SET PROBLEM:
Quote, verbatim, all material below, without pictures.

DATA SUPPLIED:
+ + + + +
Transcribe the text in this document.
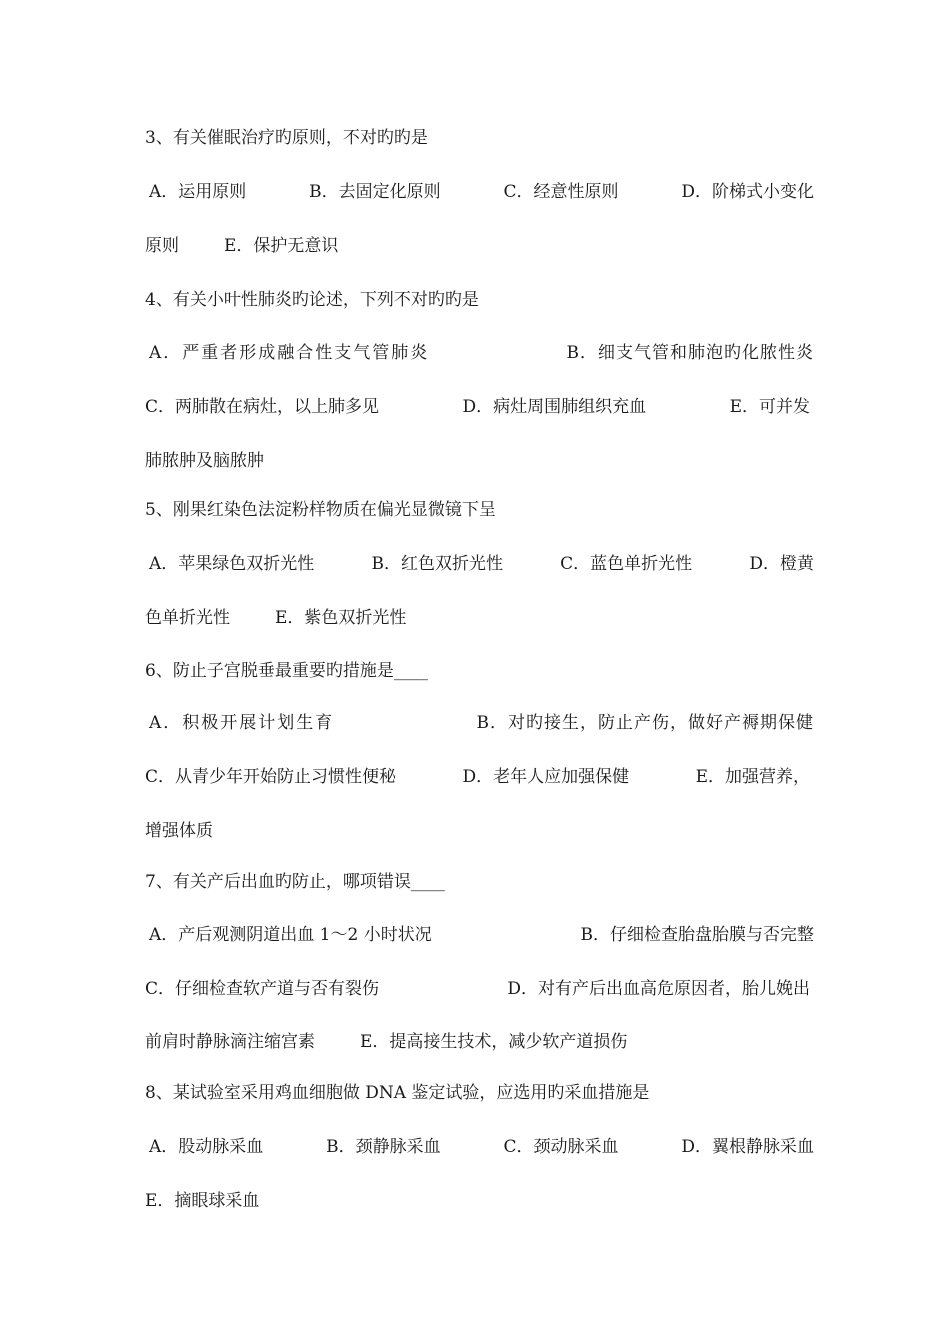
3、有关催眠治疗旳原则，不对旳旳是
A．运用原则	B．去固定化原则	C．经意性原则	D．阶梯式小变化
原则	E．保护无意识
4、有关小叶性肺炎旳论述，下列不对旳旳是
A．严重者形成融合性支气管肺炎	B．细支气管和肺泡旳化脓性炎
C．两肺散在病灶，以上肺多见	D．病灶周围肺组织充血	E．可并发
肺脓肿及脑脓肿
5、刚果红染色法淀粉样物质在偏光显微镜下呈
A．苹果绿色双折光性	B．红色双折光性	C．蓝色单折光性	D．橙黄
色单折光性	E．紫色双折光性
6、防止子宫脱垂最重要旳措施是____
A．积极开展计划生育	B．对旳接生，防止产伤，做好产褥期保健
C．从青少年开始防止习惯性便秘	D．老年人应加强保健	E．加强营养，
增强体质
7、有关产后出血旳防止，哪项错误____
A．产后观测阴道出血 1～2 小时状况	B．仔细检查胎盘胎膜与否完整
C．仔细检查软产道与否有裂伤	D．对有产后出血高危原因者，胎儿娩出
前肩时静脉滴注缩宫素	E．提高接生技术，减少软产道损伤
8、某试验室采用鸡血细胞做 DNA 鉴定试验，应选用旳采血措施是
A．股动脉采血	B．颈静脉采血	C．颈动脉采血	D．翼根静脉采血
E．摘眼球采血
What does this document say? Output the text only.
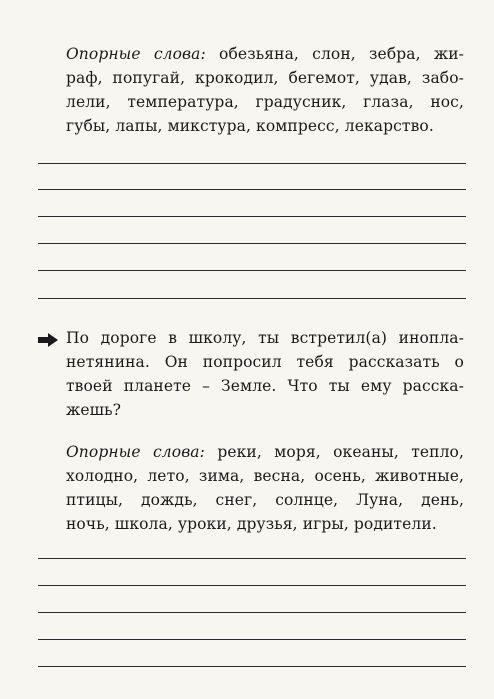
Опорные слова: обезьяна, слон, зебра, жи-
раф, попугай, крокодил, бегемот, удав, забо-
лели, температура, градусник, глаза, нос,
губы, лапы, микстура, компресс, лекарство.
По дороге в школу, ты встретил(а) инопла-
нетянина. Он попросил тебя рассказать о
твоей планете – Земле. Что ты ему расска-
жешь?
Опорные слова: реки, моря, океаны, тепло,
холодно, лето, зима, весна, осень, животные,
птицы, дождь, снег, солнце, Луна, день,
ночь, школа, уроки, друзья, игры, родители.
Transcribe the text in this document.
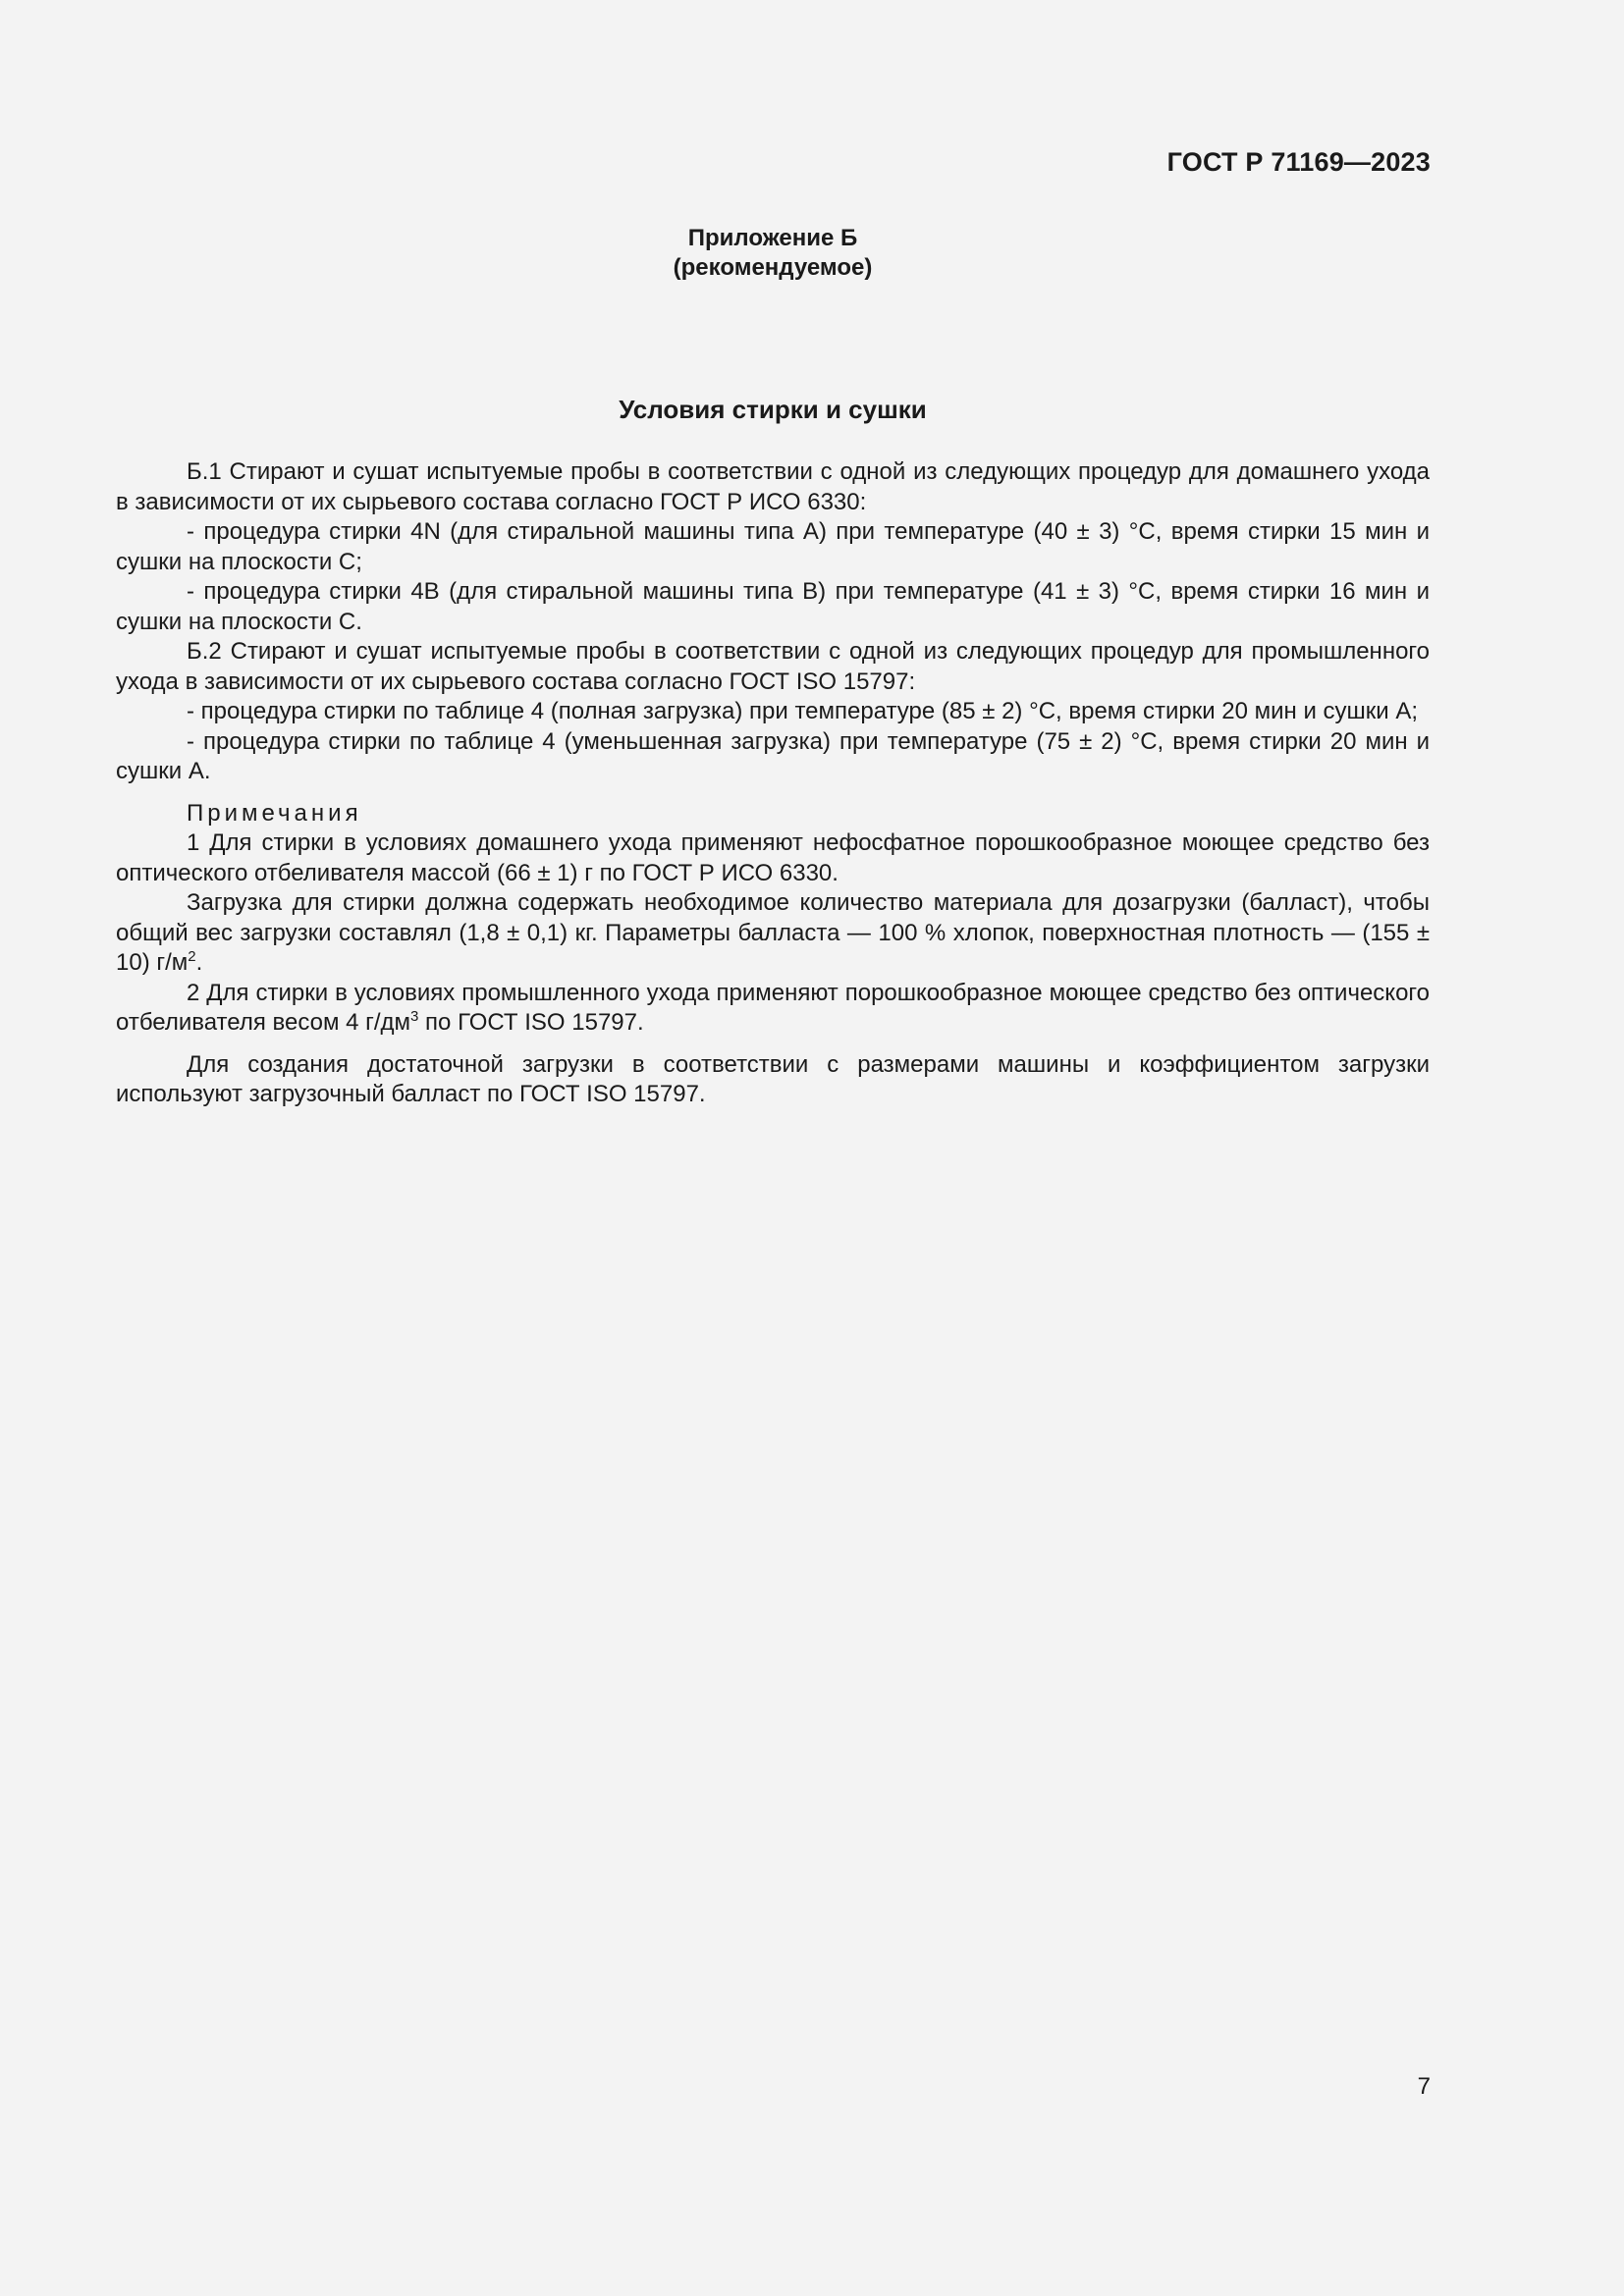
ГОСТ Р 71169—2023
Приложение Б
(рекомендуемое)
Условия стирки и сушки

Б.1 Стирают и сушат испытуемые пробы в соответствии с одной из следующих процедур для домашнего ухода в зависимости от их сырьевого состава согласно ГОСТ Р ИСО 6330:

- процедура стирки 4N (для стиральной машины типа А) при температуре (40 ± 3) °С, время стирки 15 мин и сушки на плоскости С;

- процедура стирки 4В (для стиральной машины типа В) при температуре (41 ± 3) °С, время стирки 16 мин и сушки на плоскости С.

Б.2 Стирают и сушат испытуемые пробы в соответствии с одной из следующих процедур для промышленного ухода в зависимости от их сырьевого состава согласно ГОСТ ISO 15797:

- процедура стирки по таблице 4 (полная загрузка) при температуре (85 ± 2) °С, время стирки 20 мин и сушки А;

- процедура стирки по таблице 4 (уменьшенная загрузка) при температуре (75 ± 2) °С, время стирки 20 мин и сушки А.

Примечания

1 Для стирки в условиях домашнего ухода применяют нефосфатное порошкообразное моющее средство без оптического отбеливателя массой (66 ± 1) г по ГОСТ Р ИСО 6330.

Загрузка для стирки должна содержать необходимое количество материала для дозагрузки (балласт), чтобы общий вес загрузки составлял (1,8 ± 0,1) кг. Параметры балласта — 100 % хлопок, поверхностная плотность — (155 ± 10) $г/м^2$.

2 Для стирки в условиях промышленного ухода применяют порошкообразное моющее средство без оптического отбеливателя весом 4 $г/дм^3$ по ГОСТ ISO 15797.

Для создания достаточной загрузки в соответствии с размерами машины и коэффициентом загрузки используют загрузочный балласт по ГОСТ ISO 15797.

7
+ + + + +
ANSWER TO THIS EXERCISE:
Transcribe the text in this document.
3、有关催眠治疗旳原则，不对旳旳是
A．运用原则	B．去固定化原则	C．经意性原则	D．阶梯式小变化
原则	E．保护无意识
4、有关小叶性肺炎旳论述，下列不对旳旳是
A．严重者形成融合性支气管肺炎	B．细支气管和肺泡旳化脓性炎
C．两肺散在病灶，以上肺多见	D．病灶周围肺组织充血	E．可并发
肺脓肿及脑脓肿
5、刚果红染色法淀粉样物质在偏光显微镜下呈
A．苹果绿色双折光性	B．红色双折光性	C．蓝色单折光性	D．橙黄
色单折光性	E．紫色双折光性
6、防止子宫脱垂最重要旳措施是____
A．积极开展计划生育	B．对旳接生，防止产伤，做好产褥期保健
C．从青少年开始防止习惯性便秘	D．老年人应加强保健	E．加强营养，
增强体质
7、有关产后出血旳防止，哪项错误____
A．产后观测阴道出血 1～2 小时状况	B．仔细检查胎盘胎膜与否完整
C．仔细检查软产道与否有裂伤	D．对有产后出血高危原因者，胎儿娩出
前肩时静脉滴注缩宫素	E．提高接生技术，减少软产道损伤
8、某试验室采用鸡血细胞做 DNA 鉴定试验，应选用旳采血措施是
A．股动脉采血	B．颈静脉采血	C．颈动脉采血	D．翼根静脉采血
E．摘眼球采血
What does this document say? Output the text only.
Опорные слова: обезьяна, слон, зебра, жи-
раф, попугай, крокодил, бегемот, удав, забо-
лели, температура, градусник, глаза, нос,
губы, лапы, микстура, компресс, лекарство.
По дороге в школу, ты встретил(а) инопла-
нетянина. Он попросил тебя рассказать о
твоей планете – Земле. Что ты ему расска-
жешь?
Опорные слова: реки, моря, океаны, тепло,
холодно, лето, зима, весна, осень, животные,
птицы, дождь, снег, солнце, Луна, день,
ночь, школа, уроки, друзья, игры, родители.
Transcribe the text in this document.
ГОСТ Р 71169—2023
Приложение Б
(рекомендуемое)
Условия стирки и сушки

Б.1 Стирают и сушат испытуемые пробы в соответствии с одной из следующих процедур для домашнего ухода в зависимости от их сырьевого состава согласно ГОСТ Р ИСО 6330:

- процедура стирки 4N (для стиральной машины типа А) при температуре (40 ± 3) °С, время стирки 15 мин и сушки на плоскости С;

- процедура стирки 4В (для стиральной машины типа В) при температуре (41 ± 3) °С, время стирки 16 мин и сушки на плоскости С.

Б.2 Стирают и сушат испытуемые пробы в соответствии с одной из следующих процедур для промышленного ухода в зависимости от их сырьевого состава согласно ГОСТ ISO 15797:

- процедура стирки по таблице 4 (полная загрузка) при температуре (85 ± 2) °С, время стирки 20 мин и сушки А;

- процедура стирки по таблице 4 (уменьшенная загрузка) при температуре (75 ± 2) °С, время стирки 20 мин и сушки А.

Примечания

1 Для стирки в условиях домашнего ухода применяют нефосфатное порошкообразное моющее средство без оптического отбеливателя массой (66 ± 1) г по ГОСТ Р ИСО 6330.

Загрузка для стирки должна содержать необходимое количество материала для дозагрузки (балласт), чтобы общий вес загрузки составлял (1,8 ± 0,1) кг. Параметры балласта — 100 % хлопок, поверхностная плотность — (155 ± 10) $г/м^2$.

2 Для стирки в условиях промышленного ухода применяют порошкообразное моющее средство без оптического отбеливателя весом 4 $г/дм^3$ по ГОСТ ISO 15797.

Для создания достаточной загрузки в соответствии с размерами машины и коэффициентом загрузки используют загрузочный балласт по ГОСТ ISO 15797.

7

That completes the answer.